** Challenge **
Lines containing the string "sold" are to be counted; report only how many there are.

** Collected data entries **

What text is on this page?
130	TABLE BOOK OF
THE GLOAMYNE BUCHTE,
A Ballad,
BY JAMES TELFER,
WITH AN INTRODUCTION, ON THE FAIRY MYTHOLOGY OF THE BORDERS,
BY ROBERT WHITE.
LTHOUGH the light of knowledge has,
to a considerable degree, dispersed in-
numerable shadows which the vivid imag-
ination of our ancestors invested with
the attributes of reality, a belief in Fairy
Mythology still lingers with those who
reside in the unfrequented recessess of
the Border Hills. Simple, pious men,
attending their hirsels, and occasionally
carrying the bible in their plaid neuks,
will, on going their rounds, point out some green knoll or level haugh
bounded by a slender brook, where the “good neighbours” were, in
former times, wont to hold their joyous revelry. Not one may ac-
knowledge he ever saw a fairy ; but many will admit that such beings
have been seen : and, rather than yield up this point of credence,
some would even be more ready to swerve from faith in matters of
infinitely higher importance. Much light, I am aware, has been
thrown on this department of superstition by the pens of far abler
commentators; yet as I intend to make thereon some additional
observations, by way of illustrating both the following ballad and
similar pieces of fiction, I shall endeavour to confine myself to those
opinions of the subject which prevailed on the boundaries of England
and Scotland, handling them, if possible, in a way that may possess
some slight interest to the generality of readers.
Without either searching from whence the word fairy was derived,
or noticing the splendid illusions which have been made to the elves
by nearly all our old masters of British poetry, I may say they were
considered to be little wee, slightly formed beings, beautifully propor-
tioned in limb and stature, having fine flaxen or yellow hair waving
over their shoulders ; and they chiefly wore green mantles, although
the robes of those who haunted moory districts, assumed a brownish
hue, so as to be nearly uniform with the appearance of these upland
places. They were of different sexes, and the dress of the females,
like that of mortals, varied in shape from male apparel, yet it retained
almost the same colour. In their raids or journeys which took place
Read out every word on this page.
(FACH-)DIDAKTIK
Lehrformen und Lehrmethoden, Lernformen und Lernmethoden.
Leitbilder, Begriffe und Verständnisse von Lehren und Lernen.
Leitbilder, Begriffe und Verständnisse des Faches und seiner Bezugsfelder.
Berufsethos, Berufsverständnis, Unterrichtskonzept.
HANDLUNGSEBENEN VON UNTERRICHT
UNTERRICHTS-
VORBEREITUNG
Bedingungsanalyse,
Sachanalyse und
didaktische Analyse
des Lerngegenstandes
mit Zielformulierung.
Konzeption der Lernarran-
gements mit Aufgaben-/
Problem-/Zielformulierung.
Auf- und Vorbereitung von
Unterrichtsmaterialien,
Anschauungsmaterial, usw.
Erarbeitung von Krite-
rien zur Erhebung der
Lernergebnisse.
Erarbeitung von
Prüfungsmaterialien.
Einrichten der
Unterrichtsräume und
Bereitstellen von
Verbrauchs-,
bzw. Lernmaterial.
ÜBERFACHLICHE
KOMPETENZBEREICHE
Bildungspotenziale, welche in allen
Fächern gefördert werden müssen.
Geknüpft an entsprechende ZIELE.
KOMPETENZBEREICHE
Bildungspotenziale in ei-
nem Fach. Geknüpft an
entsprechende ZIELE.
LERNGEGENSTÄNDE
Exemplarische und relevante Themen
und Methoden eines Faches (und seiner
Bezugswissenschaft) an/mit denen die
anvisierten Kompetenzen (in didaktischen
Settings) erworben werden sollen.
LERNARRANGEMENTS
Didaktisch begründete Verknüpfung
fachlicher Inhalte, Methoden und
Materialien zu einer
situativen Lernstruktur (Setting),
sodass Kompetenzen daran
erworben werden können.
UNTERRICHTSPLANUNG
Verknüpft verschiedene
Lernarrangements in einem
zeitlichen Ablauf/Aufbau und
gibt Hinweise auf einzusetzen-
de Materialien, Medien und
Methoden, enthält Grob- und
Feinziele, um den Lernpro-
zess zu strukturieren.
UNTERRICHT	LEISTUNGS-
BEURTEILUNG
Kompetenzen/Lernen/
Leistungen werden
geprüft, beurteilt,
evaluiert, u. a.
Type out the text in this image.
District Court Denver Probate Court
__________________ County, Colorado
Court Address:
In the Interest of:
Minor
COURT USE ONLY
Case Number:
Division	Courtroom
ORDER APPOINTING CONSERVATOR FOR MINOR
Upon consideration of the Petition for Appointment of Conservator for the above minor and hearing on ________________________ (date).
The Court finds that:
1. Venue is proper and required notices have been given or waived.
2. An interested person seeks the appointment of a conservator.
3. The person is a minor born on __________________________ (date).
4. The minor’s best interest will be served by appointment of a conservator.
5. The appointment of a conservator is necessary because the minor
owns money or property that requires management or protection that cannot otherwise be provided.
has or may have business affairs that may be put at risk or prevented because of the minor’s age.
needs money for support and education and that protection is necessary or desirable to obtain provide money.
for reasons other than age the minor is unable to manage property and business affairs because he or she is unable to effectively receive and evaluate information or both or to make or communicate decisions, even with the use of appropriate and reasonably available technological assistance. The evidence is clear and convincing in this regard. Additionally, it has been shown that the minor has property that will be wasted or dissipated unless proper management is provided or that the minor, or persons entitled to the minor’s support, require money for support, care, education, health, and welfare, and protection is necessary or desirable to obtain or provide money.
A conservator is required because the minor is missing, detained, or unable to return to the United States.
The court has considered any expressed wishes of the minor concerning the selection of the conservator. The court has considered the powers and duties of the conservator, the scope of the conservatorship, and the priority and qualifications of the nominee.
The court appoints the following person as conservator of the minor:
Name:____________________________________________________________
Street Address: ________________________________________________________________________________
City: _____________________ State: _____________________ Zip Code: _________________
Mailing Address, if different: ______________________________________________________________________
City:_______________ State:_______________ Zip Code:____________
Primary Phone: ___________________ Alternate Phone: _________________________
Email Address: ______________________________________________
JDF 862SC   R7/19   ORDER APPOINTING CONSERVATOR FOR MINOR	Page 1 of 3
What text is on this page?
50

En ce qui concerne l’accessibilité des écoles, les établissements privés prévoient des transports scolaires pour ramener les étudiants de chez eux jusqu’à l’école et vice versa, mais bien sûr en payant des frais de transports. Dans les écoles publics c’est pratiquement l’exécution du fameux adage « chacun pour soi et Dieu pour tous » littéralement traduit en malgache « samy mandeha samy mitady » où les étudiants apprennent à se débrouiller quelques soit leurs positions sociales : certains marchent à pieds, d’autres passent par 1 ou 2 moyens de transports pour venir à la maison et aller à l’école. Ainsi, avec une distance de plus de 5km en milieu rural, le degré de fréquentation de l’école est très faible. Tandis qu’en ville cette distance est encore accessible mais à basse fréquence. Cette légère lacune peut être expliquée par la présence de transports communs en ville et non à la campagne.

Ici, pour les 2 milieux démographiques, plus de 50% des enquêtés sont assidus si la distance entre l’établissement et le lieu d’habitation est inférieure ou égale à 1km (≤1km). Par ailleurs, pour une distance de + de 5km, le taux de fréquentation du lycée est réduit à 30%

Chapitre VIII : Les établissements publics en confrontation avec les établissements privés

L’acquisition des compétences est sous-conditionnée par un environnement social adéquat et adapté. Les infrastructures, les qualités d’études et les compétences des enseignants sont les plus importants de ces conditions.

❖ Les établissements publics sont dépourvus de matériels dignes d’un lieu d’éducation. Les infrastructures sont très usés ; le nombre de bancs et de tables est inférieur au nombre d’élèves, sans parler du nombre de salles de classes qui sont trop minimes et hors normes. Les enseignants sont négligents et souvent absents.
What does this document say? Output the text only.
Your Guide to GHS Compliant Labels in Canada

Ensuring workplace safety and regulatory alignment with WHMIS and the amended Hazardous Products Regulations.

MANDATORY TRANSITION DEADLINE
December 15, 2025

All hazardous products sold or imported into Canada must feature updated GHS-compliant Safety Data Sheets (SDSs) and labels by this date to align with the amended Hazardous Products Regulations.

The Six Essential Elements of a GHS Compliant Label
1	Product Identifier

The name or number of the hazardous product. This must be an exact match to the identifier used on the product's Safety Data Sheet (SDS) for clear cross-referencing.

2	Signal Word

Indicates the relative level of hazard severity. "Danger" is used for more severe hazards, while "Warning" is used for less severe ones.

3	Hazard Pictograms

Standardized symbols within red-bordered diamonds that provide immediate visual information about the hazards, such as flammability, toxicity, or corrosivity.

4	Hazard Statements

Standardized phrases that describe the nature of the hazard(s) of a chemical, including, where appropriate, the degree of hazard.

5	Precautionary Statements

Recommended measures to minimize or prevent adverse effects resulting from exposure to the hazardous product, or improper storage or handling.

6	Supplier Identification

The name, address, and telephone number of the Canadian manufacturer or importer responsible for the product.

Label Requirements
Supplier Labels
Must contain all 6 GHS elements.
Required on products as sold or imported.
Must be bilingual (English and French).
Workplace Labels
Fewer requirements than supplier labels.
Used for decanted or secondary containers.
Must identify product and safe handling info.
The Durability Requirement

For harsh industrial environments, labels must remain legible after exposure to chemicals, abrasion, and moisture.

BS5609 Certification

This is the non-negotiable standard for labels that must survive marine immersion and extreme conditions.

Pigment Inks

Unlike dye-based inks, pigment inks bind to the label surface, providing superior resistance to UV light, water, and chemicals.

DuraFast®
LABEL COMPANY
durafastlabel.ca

** Solution to the problem **
2